- **Problem requirements**:
The listing below should be written out exactly; please include all of it.

++++ Material for this exercise ++++

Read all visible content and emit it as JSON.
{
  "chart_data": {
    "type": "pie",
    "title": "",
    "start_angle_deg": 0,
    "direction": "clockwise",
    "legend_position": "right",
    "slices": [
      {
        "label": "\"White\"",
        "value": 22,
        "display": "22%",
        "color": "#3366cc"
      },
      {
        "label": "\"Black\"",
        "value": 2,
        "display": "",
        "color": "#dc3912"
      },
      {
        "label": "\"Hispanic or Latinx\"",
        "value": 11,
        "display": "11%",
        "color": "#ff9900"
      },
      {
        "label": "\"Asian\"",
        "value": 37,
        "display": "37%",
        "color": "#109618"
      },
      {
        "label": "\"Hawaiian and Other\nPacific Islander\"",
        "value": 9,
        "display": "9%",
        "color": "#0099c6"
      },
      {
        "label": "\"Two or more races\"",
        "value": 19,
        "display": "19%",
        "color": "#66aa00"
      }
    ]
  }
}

++++

- **Output of the task**:
Read all visible content and emit it as JSON.
{
  "chart_data": {
    "type": "pie",
    "title": "",
    "start_angle_deg": 0,
    "direction": "clockwise",
    "legend_position": "right",
    "slices": [
      {
        "label": "\"White\"",
        "value": 22,
        "display": "22%",
        "color": "#3366cc"
      },
      {
        "label": "\"Black\"",
        "value": 2,
        "display": "",
        "color": "#dc3912"
      },
      {
        "label": "\"Hispanic or Latinx\"",
        "value": 11,
        "display": "11%",
        "color": "#ff9900"
      },
      {
        "label": "\"Asian\"",
        "value": 37,
        "display": "37%",
        "color": "#109618"
      },
      {
        "label": "\"Hawaiian and Other\nPacific Islander\"",
        "value": 9,
        "display": "9%",
        "color": "#0099c6"
      },
      {
        "label": "\"Two or more races\"",
        "value": 19,
        "display": "19%",
        "color": "#66aa00"
      }
    ]
  }
}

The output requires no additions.